What needs to be done: Extract each line containing the string "title".

Extracted data:
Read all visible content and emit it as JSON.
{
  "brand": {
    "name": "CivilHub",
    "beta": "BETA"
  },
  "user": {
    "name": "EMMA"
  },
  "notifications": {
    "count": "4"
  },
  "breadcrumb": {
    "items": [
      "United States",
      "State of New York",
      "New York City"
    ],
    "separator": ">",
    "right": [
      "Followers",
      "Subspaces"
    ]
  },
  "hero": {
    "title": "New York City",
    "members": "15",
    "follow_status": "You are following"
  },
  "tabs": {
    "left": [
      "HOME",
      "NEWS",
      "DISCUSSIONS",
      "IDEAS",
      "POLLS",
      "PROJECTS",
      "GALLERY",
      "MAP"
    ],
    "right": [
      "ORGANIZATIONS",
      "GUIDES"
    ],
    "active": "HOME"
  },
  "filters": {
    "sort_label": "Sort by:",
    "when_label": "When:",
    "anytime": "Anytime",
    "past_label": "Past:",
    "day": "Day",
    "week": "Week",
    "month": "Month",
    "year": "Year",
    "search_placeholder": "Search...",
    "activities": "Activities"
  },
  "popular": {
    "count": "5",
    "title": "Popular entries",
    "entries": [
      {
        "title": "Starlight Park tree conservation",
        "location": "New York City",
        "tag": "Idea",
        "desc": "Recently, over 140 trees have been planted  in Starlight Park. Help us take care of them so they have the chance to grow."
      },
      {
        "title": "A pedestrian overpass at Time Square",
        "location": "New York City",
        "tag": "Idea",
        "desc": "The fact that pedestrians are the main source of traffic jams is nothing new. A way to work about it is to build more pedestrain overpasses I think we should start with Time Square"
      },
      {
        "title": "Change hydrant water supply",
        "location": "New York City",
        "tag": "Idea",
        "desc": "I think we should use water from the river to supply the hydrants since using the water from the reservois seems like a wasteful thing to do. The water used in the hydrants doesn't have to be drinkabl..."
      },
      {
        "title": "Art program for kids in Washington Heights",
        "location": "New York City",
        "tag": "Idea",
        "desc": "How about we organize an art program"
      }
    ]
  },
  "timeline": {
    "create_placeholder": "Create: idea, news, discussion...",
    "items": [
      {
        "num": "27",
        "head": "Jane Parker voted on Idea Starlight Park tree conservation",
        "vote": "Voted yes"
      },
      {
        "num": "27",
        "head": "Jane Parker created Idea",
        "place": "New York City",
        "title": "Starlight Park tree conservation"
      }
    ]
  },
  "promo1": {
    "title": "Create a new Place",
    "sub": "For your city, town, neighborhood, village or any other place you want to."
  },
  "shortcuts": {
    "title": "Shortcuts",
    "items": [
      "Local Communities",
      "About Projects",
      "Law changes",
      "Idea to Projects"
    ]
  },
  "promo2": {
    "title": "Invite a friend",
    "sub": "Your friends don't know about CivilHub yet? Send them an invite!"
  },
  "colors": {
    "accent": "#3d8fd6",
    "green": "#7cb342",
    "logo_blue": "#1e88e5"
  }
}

Final result:
    "title": "New York City",
    "title": "Popular entries",
        "title": "Starlight Park tree conservation",
        "title": "A pedestrian overpass at Time Square",
        "title": "Change hydrant water supply",
        "title": "Art program for kids in Washington Heights",
        "title": "Starlight Park tree conservation"
    "title": "Create a new Place",
    "title": "Shortcuts",
    "title": "Invite a friend",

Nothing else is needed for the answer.